***** Data extract

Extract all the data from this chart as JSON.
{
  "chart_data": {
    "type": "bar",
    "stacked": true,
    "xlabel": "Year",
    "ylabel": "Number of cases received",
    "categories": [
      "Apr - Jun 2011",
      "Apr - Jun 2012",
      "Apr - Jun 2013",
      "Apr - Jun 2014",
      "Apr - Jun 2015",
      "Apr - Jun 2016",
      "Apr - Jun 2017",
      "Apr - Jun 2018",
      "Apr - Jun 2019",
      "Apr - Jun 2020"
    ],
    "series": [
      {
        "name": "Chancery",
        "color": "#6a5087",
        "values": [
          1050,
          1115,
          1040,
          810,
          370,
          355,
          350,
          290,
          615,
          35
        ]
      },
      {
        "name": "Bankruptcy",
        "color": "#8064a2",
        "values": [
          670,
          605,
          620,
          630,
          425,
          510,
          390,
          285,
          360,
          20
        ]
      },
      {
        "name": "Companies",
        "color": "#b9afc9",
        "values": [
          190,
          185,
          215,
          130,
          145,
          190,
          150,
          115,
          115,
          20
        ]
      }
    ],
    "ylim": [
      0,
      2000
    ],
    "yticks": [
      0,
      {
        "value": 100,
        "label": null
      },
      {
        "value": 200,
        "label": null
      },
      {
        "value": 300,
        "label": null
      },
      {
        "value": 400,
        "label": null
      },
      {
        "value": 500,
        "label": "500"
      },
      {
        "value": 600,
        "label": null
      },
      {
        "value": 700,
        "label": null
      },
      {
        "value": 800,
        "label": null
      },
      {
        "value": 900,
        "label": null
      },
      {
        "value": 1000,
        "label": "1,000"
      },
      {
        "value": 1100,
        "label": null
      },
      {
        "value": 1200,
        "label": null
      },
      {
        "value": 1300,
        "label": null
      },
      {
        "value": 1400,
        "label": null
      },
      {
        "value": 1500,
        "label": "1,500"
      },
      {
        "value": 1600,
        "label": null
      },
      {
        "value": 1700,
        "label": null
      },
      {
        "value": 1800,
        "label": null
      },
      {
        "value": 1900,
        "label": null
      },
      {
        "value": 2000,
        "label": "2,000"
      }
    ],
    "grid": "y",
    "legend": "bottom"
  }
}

**********
***** Data extract

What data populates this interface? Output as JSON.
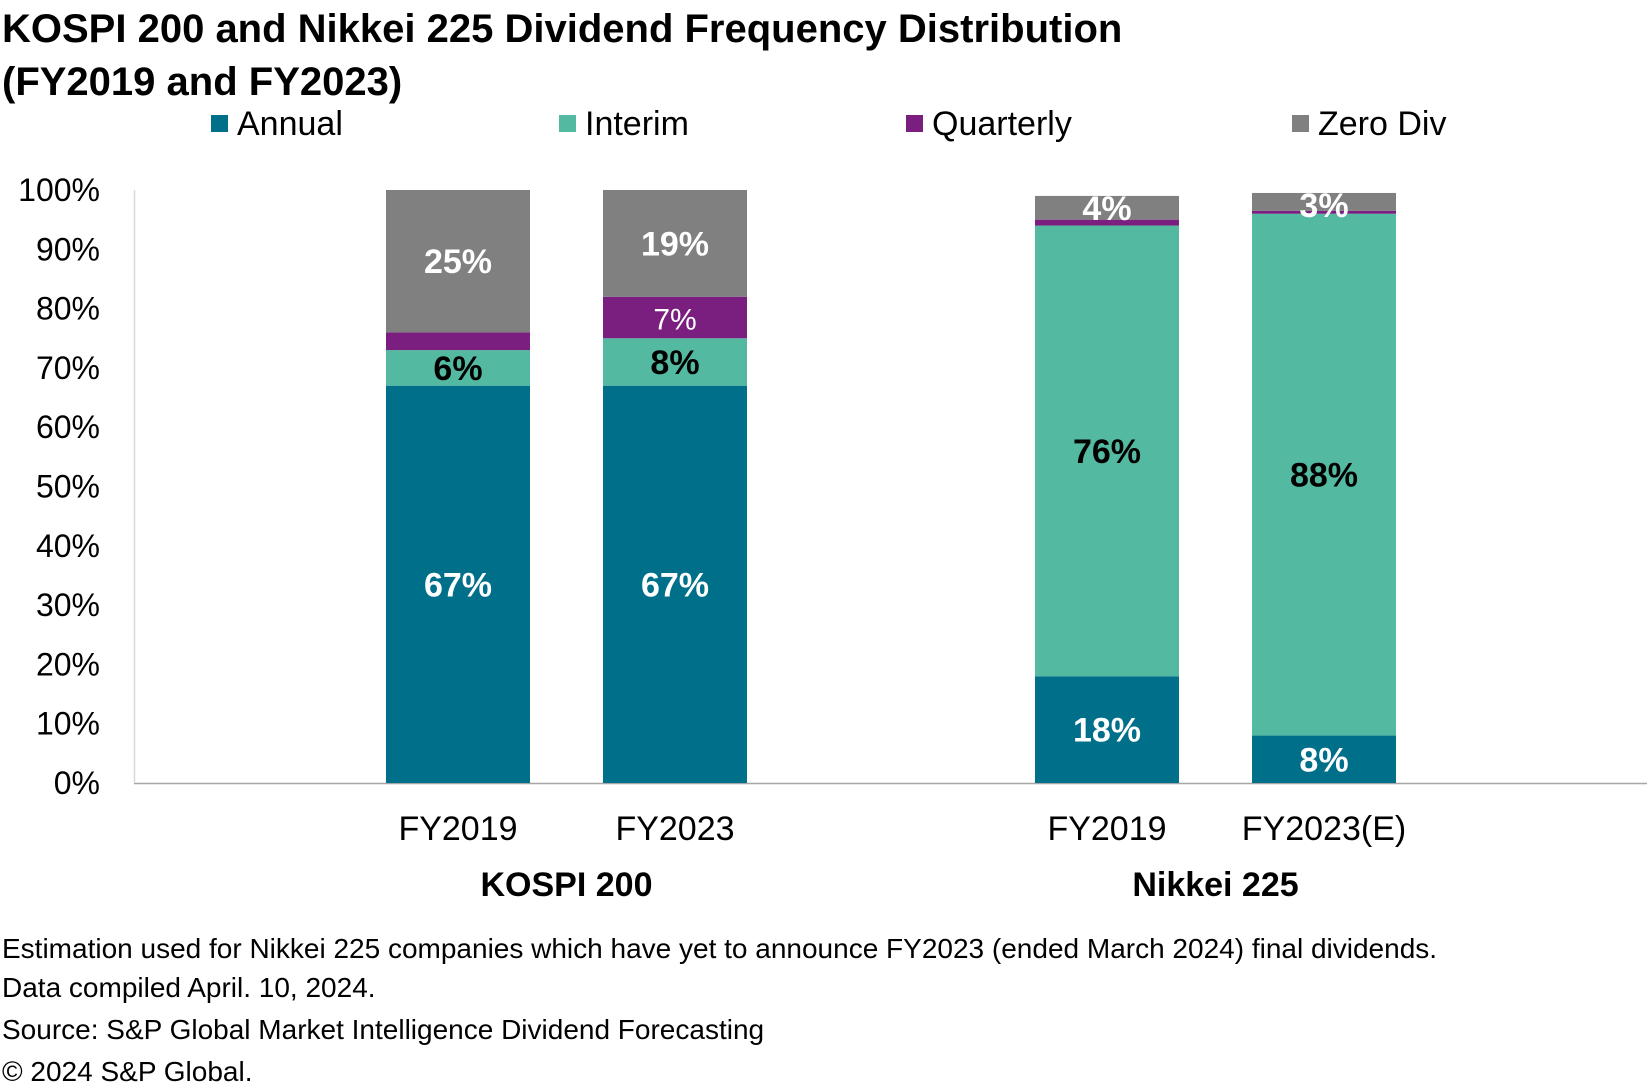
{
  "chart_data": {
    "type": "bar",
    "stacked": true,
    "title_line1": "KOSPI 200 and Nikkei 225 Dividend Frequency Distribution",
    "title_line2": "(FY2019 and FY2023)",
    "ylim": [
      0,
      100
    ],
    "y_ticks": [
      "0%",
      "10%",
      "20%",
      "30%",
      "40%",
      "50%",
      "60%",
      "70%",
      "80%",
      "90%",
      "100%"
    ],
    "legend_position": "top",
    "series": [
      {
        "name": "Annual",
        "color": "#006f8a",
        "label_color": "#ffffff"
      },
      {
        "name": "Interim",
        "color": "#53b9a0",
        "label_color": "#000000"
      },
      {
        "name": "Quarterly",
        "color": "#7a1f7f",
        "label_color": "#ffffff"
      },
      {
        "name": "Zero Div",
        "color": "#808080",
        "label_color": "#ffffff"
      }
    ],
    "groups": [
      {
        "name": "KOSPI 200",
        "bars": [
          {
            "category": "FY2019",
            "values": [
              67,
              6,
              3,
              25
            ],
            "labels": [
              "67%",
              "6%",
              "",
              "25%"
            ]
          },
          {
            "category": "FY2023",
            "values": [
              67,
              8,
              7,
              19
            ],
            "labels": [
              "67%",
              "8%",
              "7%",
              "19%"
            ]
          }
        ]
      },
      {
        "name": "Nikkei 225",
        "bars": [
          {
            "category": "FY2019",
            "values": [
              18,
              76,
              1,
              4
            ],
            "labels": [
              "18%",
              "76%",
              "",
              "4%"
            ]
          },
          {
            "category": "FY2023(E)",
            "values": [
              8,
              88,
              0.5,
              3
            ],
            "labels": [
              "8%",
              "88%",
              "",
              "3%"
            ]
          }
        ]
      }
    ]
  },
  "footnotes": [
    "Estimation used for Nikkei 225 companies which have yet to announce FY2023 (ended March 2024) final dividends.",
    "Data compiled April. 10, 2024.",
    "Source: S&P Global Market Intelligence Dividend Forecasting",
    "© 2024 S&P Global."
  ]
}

**********

> _Do this_
Count every line in the listing above that holds "Nikkei", then report only the count.

> _Written answer_
3